- **Do this**
Omit all images. Transcribe the rest of the material below exactly.

============================================================

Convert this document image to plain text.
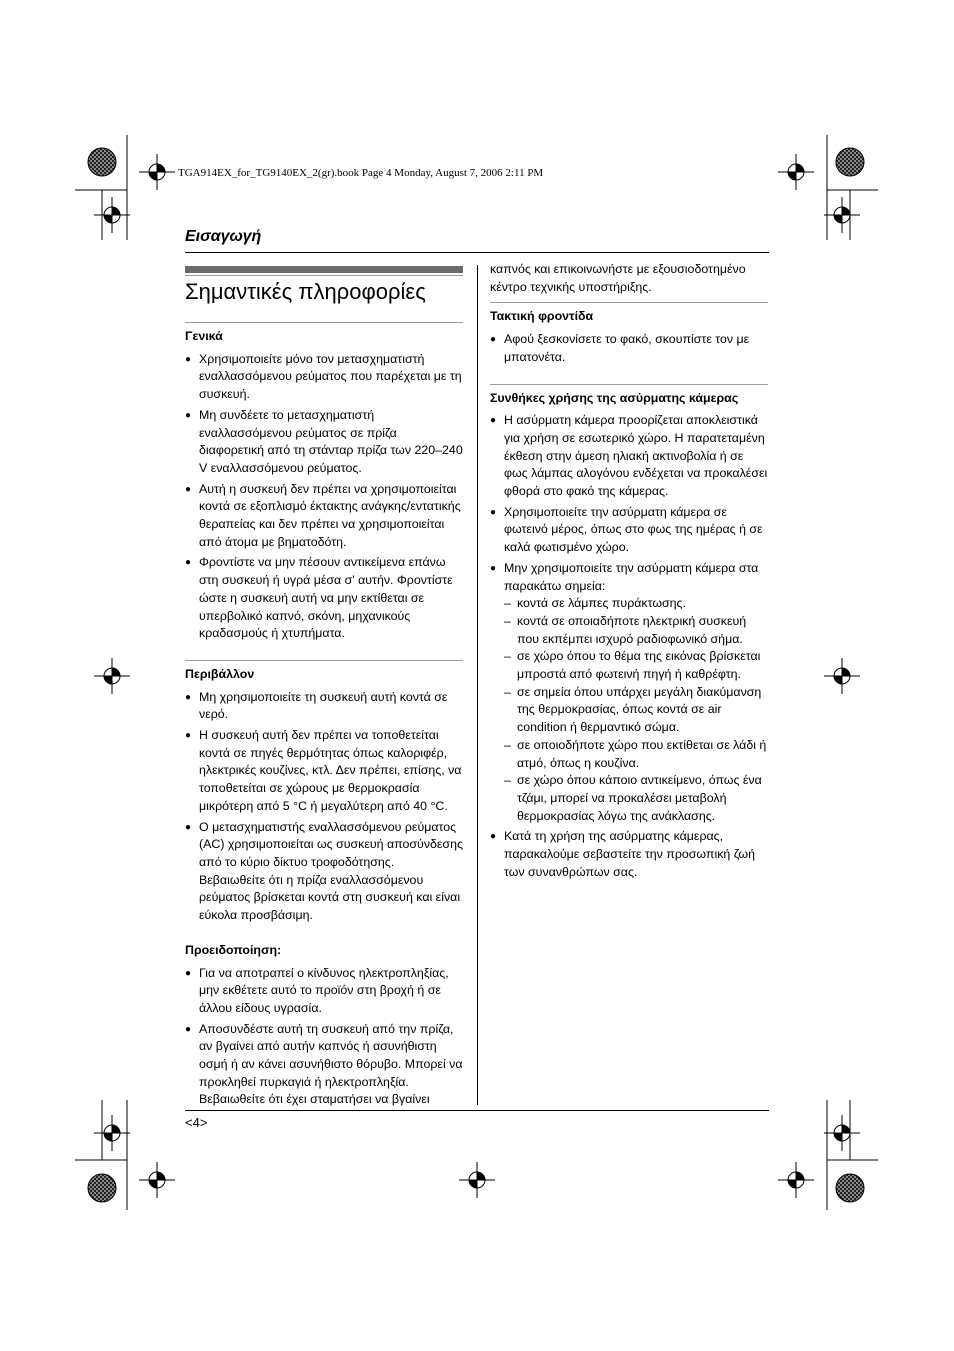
TGA914EX_for_TG9140EX_2(gr).book Page 4 Monday, August 7, 2006 2:11 PM
Εισαγωγή
Σημαντικές πληροφορίες
Γενικά
● Χρησιμοποιείτε μόνο τον μετασχηματιστή εναλλασσόμενου ρεύματος που παρέχεται με τη συσκευή.
● Μη συνδέετε το μετασχηματιστή εναλλασσόμενου ρεύματος σε πρίζα διαφορετική από τη στάνταρ πρίζα των 220–240 V εναλλασσόμενου ρεύματος.
● Αυτή η συσκευή δεν πρέπει να χρησιμοποιείται κοντά σε εξοπλισμό έκτακτης ανάγκης/εντατικής θεραπείας και δεν πρέπει να χρησιμοποιείται από άτομα με βηματοδότη.
● Φροντίστε να μην πέσουν αντικείμενα επάνω στη συσκευή ή υγρά μέσα σ' αυτήν. Φροντίστε ώστε η συσκευή αυτή να μην εκτίθεται σε υπερβολικό καπνό, σκόνη, μηχανικούς κραδασμούς ή χτυπήματα.
Περιβάλλον
● Μη χρησιμοποιείτε τη συσκευή αυτή κοντά σε νερό.
● Η συσκευή αυτή δεν πρέπει να τοποθετείται κοντά σε πηγές θερμότητας όπως καλοριφέρ, ηλεκτρικές κουζίνες, κτλ. Δεν πρέπει, επίσης, να τοποθετείται σε χώρους με θερμοκρασία μικρότερη από 5 °C ή μεγαλύτερη από 40 °C.
● Ο μετασχηματιστής εναλλασσόμενου ρεύματος (AC) χρησιμοποιείται ως συσκευή αποσύνδεσης από το κύριο δίκτυο τροφοδότησης. Βεβαιωθείτε ότι η πρίζα εναλλασσόμενου ρεύματος βρίσκεται κοντά στη συσκευή και είναι εύκολα προσβάσιμη.
Προειδοποίηση:
● Για να αποτραπεί ο κίνδυνος ηλεκτροπληξίας, μην εκθέτετε αυτό το προϊόν στη βροχή ή σε άλλου είδους υγρασία.
● Αποσυνδέστε αυτή τη συσκευή από την πρίζα, αν βγαίνει από αυτήν καπνός ή ασυνήθιστη οσμή ή αν κάνει ασυνήθιστο θόρυβο. Μπορεί να προκληθεί πυρκαγιά ή ηλεκτροπληξία. Βεβαιωθείτε ότι έχει σταματήσει να βγαίνει
καπνός και επικοινωνήστε με εξουσιοδοτημένο κέντρο τεχνικής υποστήριξης.
Τακτική φροντίδα
● Αφού ξεσκονίσετε το φακό, σκουπίστε τον με μπατονέτα.
Συνθήκες χρήσης της ασύρματης κάμερας
● Η ασύρματη κάμερα προορίζεται αποκλειστικά για χρήση σε εσωτερικό χώρο. Η παρατεταμένη έκθεση στην άμεση ηλιακή ακτινοβολία ή σε φως λάμπας αλογόνου ενδέχεται να προκαλέσει φθορά στο φακό της κάμερας.
● Χρησιμοποιείτε την ασύρματη κάμερα σε φωτεινό μέρος, όπως στο φως της ημέρας ή σε καλά φωτισμένο χώρο.
● Μην χρησιμοποιείτε την ασύρματη κάμερα στα παρακάτω σημεία:
– κοντά σε λάμπες πυράκτωσης.
– κοντά σε οποιαδήποτε ηλεκτρική συσκευή που εκπέμπει ισχυρό ραδιοφωνικό σήμα.
– σε χώρο όπου το θέμα της εικόνας βρίσκεται μπροστά από φωτεινή πηγή ή καθρέφτη.
– σε σημεία όπου υπάρχει μεγάλη διακύμανση της θερμοκρασίας, όπως κοντά σε air condition ή θερμαντικό σώμα.
– σε οποιοδήποτε χώρο που εκτίθεται σε λάδι ή ατμό, όπως η κουζίνα.
– σε χώρο όπου κάποιο αντικείμενο, όπως ένα τζάμι, μπορεί να προκαλέσει μεταβολή θερμοκρασίας λόγω της ανάκλασης.
● Κατά τη χρήση της ασύρματης κάμερας, παρακαλούμε σεβαστείτε την προσωπική ζωή των συνανθρώπων σας.
<4>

============================================================

- **Exercise solution**
Convert this document image to plain text.
TGA914EX_for_TG9140EX_2(gr).book Page 4 Monday, August 7, 2006 2:11 PM
Εισαγωγή
Σημαντικές πληροφορίες
Γενικά
● Χρησιμοποιείτε μόνο τον μετασχηματιστή εναλλασσόμενου ρεύματος που παρέχεται με τη συσκευή.
● Μη συνδέετε το μετασχηματιστή εναλλασσόμενου ρεύματος σε πρίζα διαφορετική από τη στάνταρ πρίζα των 220–240 V εναλλασσόμενου ρεύματος.
● Αυτή η συσκευή δεν πρέπει να χρησιμοποιείται κοντά σε εξοπλισμό έκτακτης ανάγκης/εντατικής θεραπείας και δεν πρέπει να χρησιμοποιείται από άτομα με βηματοδότη.
● Φροντίστε να μην πέσουν αντικείμενα επάνω στη συσκευή ή υγρά μέσα σ' αυτήν. Φροντίστε ώστε η συσκευή αυτή να μην εκτίθεται σε υπερβολικό καπνό, σκόνη, μηχανικούς κραδασμούς ή χτυπήματα.
Περιβάλλον
● Μη χρησιμοποιείτε τη συσκευή αυτή κοντά σε νερό.
● Η συσκευή αυτή δεν πρέπει να τοποθετείται κοντά σε πηγές θερμότητας όπως καλοριφέρ, ηλεκτρικές κουζίνες, κτλ. Δεν πρέπει, επίσης, να τοποθετείται σε χώρους με θερμοκρασία μικρότερη από 5 °C ή μεγαλύτερη από 40 °C.
● Ο μετασχηματιστής εναλλασσόμενου ρεύματος (AC) χρησιμοποιείται ως συσκευή αποσύνδεσης από το κύριο δίκτυο τροφοδότησης. Βεβαιωθείτε ότι η πρίζα εναλλασσόμενου ρεύματος βρίσκεται κοντά στη συσκευή και είναι εύκολα προσβάσιμη.
Προειδοποίηση:
● Για να αποτραπεί ο κίνδυνος ηλεκτροπληξίας, μην εκθέτετε αυτό το προϊόν στη βροχή ή σε άλλου είδους υγρασία.
● Αποσυνδέστε αυτή τη συσκευή από την πρίζα, αν βγαίνει από αυτήν καπνός ή ασυνήθιστη οσμή ή αν κάνει ασυνήθιστο θόρυβο. Μπορεί να προκληθεί πυρκαγιά ή ηλεκτροπληξία. Βεβαιωθείτε ότι έχει σταματήσει να βγαίνει
καπνός και επικοινωνήστε με εξουσιοδοτημένο κέντρο τεχνικής υποστήριξης.
Τακτική φροντίδα
● Αφού ξεσκονίσετε το φακό, σκουπίστε τον με μπατονέτα.
Συνθήκες χρήσης της ασύρματης κάμερας
● Η ασύρματη κάμερα προορίζεται αποκλειστικά για χρήση σε εσωτερικό χώρο. Η παρατεταμένη έκθεση στην άμεση ηλιακή ακτινοβολία ή σε φως λάμπας αλογόνου ενδέχεται να προκαλέσει φθορά στο φακό της κάμερας.
● Χρησιμοποιείτε την ασύρματη κάμερα σε φωτεινό μέρος, όπως στο φως της ημέρας ή σε καλά φωτισμένο χώρο.
● Μην χρησιμοποιείτε την ασύρματη κάμερα στα παρακάτω σημεία:
– κοντά σε λάμπες πυράκτωσης.
– κοντά σε οποιαδήποτε ηλεκτρική συσκευή που εκπέμπει ισχυρό ραδιοφωνικό σήμα.
– σε χώρο όπου το θέμα της εικόνας βρίσκεται μπροστά από φωτεινή πηγή ή καθρέφτη.
– σε σημεία όπου υπάρχει μεγάλη διακύμανση της θερμοκρασίας, όπως κοντά σε air condition ή θερμαντικό σώμα.
– σε οποιοδήποτε χώρο που εκτίθεται σε λάδι ή ατμό, όπως η κουζίνα.
– σε χώρο όπου κάποιο αντικείμενο, όπως ένα τζάμι, μπορεί να προκαλέσει μεταβολή θερμοκρασίας λόγω της ανάκλασης.
● Κατά τη χρήση της ασύρματης κάμερας, παρακαλούμε σεβαστείτε την προσωπική ζωή των συνανθρώπων σας.
<4>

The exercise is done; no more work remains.